• [What you need to do] Can you transcribe every line exactly and leave the pictures behind?

• [Records for the exercise]
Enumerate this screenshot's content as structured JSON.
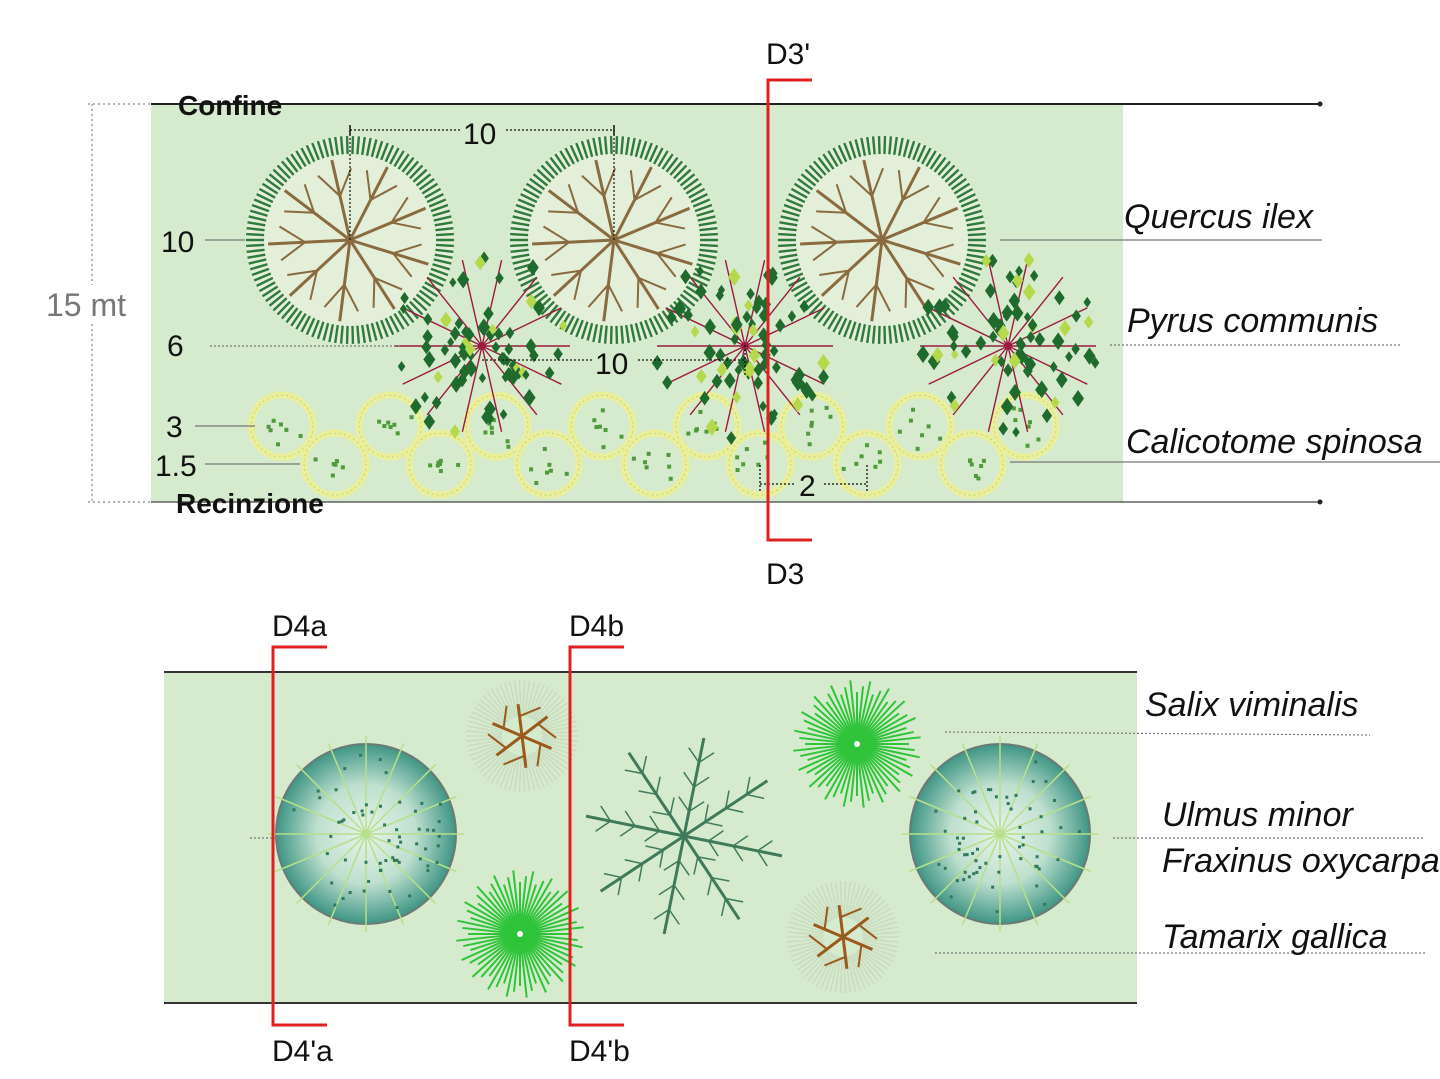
{
  "top_plan": {
    "total_width_label": "15 mt",
    "boundary_top": "Confine",
    "boundary_bottom": "Recinzione",
    "section_top": "D3'",
    "section_bottom": "D3",
    "dim_tree_spacing": "10",
    "dim_pear_spacing": "10",
    "dim_shrub_spacing": "2",
    "row_dims": [
      "10",
      "6",
      "3",
      "1.5"
    ],
    "species": [
      "Quercus ilex",
      "Pyrus communis",
      "Calicotome spinosa"
    ],
    "colors": {
      "band": "#d6eacd",
      "oak_foliage": "#2f7a3c",
      "oak_branch": "#8a6a3f",
      "pear_leaf": "#1f6b2e",
      "pear_stem": "#9c1b3f",
      "shrub": "#e9ef9c",
      "section_line": "#e02020"
    }
  },
  "bottom_plan": {
    "sections": [
      "D4a",
      "D4b",
      "D4'a",
      "D4'b"
    ],
    "species": [
      "Salix viminalis",
      "Ulmus minor",
      "Fraxinus oxycarpa",
      "Tamarix gallica"
    ],
    "colors": {
      "band": "#d6eacd",
      "ulmus_disc": "#4a9c8c",
      "salix": "#2fc43a",
      "fraxinus": "#3f7b5a",
      "tamarix": "#9a5a1c"
    }
  }
}
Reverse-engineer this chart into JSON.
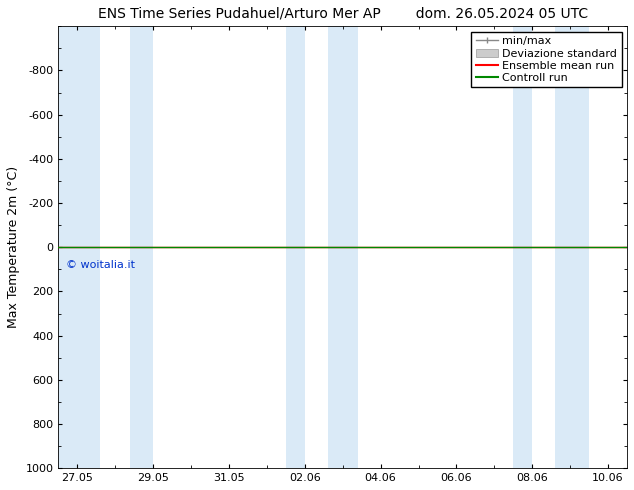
{
  "title": "ENS Time Series Pudahuel/Arturo Mer AP        dom. 26.05.2024 05 UTC",
  "ylabel": "Max Temperature 2m (°C)",
  "watermark": "© woitalia.it",
  "watermark_color": "#0033cc",
  "ylim_bottom": 1000,
  "ylim_top": -1000,
  "yticks": [
    -800,
    -600,
    -400,
    -200,
    0,
    200,
    400,
    600,
    800,
    1000
  ],
  "xtick_labels": [
    "27.05",
    "29.05",
    "31.05",
    "02.06",
    "04.06",
    "06.06",
    "08.06",
    "10.06"
  ],
  "x_positions": [
    0,
    2,
    4,
    6,
    8,
    10,
    12,
    14
  ],
  "x_min": -0.5,
  "x_max": 14.5,
  "shaded_bands": [
    {
      "x_start": -0.5,
      "x_end": 0.6
    },
    {
      "x_start": 1.4,
      "x_end": 2.0
    },
    {
      "x_start": 5.5,
      "x_end": 6.0
    },
    {
      "x_start": 6.6,
      "x_end": 7.4
    },
    {
      "x_start": 11.5,
      "x_end": 12.0
    },
    {
      "x_start": 12.6,
      "x_end": 13.5
    }
  ],
  "shaded_color": "#daeaf7",
  "horizontal_line_y": 0,
  "horizontal_line_color_ensemble": "#ff0000",
  "horizontal_line_color_control": "#008800",
  "legend_labels": [
    "min/max",
    "Deviazione standard",
    "Ensemble mean run",
    "Controll run"
  ],
  "legend_minmax_color": "#888888",
  "legend_dev_std_color": "#cccccc",
  "legend_ens_color": "#ff0000",
  "legend_ctrl_color": "#008800",
  "background_color": "#ffffff",
  "axes_bg_color": "#ffffff",
  "tick_color": "#000000",
  "font_size_title": 10,
  "font_size_axis": 9,
  "font_size_ticks": 8,
  "font_size_legend": 8,
  "font_size_watermark": 8
}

• [Task output]
Enumerate this screenshot's content as structured JSON.
{
  "top_plan": {
    "total_width_label": "15 mt",
    "boundary_top": "Confine",
    "boundary_bottom": "Recinzione",
    "section_top": "D3'",
    "section_bottom": "D3",
    "dim_tree_spacing": "10",
    "dim_pear_spacing": "10",
    "dim_shrub_spacing": "2",
    "row_dims": [
      "10",
      "6",
      "3",
      "1.5"
    ],
    "species": [
      "Quercus ilex",
      "Pyrus communis",
      "Calicotome spinosa"
    ],
    "colors": {
      "band": "#d6eacd",
      "oak_foliage": "#2f7a3c",
      "oak_branch": "#8a6a3f",
      "pear_leaf": "#1f6b2e",
      "pear_stem": "#9c1b3f",
      "shrub": "#e9ef9c",
      "section_line": "#e02020"
    }
  },
  "bottom_plan": {
    "sections": [
      "D4a",
      "D4b",
      "D4'a",
      "D4'b"
    ],
    "species": [
      "Salix viminalis",
      "Ulmus minor",
      "Fraxinus oxycarpa",
      "Tamarix gallica"
    ],
    "colors": {
      "band": "#d6eacd",
      "ulmus_disc": "#4a9c8c",
      "salix": "#2fc43a",
      "fraxinus": "#3f7b5a",
      "tamarix": "#9a5a1c"
    }
  }
}
Reverse-engineer this chart into JSON.
{
  "title": "ENS Time Series Pudahuel/Arturo Mer AP        dom. 26.05.2024 05 UTC",
  "ylabel": "Max Temperature 2m (°C)",
  "watermark": "© woitalia.it",
  "watermark_color": "#0033cc",
  "ylim_bottom": 1000,
  "ylim_top": -1000,
  "yticks": [
    -800,
    -600,
    -400,
    -200,
    0,
    200,
    400,
    600,
    800,
    1000
  ],
  "xtick_labels": [
    "27.05",
    "29.05",
    "31.05",
    "02.06",
    "04.06",
    "06.06",
    "08.06",
    "10.06"
  ],
  "x_positions": [
    0,
    2,
    4,
    6,
    8,
    10,
    12,
    14
  ],
  "x_min": -0.5,
  "x_max": 14.5,
  "shaded_bands": [
    {
      "x_start": -0.5,
      "x_end": 0.6
    },
    {
      "x_start": 1.4,
      "x_end": 2.0
    },
    {
      "x_start": 5.5,
      "x_end": 6.0
    },
    {
      "x_start": 6.6,
      "x_end": 7.4
    },
    {
      "x_start": 11.5,
      "x_end": 12.0
    },
    {
      "x_start": 12.6,
      "x_end": 13.5
    }
  ],
  "shaded_color": "#daeaf7",
  "horizontal_line_y": 0,
  "horizontal_line_color_ensemble": "#ff0000",
  "horizontal_line_color_control": "#008800",
  "legend_labels": [
    "min/max",
    "Deviazione standard",
    "Ensemble mean run",
    "Controll run"
  ],
  "legend_minmax_color": "#888888",
  "legend_dev_std_color": "#cccccc",
  "legend_ens_color": "#ff0000",
  "legend_ctrl_color": "#008800",
  "background_color": "#ffffff",
  "axes_bg_color": "#ffffff",
  "tick_color": "#000000",
  "font_size_title": 10,
  "font_size_axis": 9,
  "font_size_ticks": 8,
  "font_size_legend": 8,
  "font_size_watermark": 8
}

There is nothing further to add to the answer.